WHAT YOU WILL DO: Write the data out again in full, with no departure from the original.

EXERCISE MATERIAL:
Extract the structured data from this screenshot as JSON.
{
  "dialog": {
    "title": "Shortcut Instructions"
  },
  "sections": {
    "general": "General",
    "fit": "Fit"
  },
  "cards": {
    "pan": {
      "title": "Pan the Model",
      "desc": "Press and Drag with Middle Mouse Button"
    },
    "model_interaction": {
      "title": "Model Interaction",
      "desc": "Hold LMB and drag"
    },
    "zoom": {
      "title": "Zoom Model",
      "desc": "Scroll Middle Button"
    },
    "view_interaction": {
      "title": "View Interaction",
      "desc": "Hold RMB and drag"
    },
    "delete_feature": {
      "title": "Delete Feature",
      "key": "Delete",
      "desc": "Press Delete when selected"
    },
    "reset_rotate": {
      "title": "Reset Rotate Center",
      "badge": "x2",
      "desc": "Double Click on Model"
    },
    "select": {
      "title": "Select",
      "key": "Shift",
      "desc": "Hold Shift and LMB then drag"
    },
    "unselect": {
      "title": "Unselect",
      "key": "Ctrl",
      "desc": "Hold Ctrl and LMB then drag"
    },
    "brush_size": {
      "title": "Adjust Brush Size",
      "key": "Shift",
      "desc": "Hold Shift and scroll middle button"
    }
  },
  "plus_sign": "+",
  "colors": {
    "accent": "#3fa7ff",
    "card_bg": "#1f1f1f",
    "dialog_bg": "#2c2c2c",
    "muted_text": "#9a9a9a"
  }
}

ANSWER FOR THE TASK:
Extract the structured data from this screenshot as JSON.
{
  "dialog": {
    "title": "Shortcut Instructions"
  },
  "sections": {
    "general": "General",
    "fit": "Fit"
  },
  "cards": {
    "pan": {
      "title": "Pan the Model",
      "desc": "Press and Drag with Middle Mouse Button"
    },
    "model_interaction": {
      "title": "Model Interaction",
      "desc": "Hold LMB and drag"
    },
    "zoom": {
      "title": "Zoom Model",
      "desc": "Scroll Middle Button"
    },
    "view_interaction": {
      "title": "View Interaction",
      "desc": "Hold RMB and drag"
    },
    "delete_feature": {
      "title": "Delete Feature",
      "key": "Delete",
      "desc": "Press Delete when selected"
    },
    "reset_rotate": {
      "title": "Reset Rotate Center",
      "badge": "x2",
      "desc": "Double Click on Model"
    },
    "select": {
      "title": "Select",
      "key": "Shift",
      "desc": "Hold Shift and LMB then drag"
    },
    "unselect": {
      "title": "Unselect",
      "key": "Ctrl",
      "desc": "Hold Ctrl and LMB then drag"
    },
    "brush_size": {
      "title": "Adjust Brush Size",
      "key": "Shift",
      "desc": "Hold Shift and scroll middle button"
    }
  },
  "plus_sign": "+",
  "colors": {
    "accent": "#3fa7ff",
    "card_bg": "#1f1f1f",
    "dialog_bg": "#2c2c2c",
    "muted_text": "#9a9a9a"
  }
}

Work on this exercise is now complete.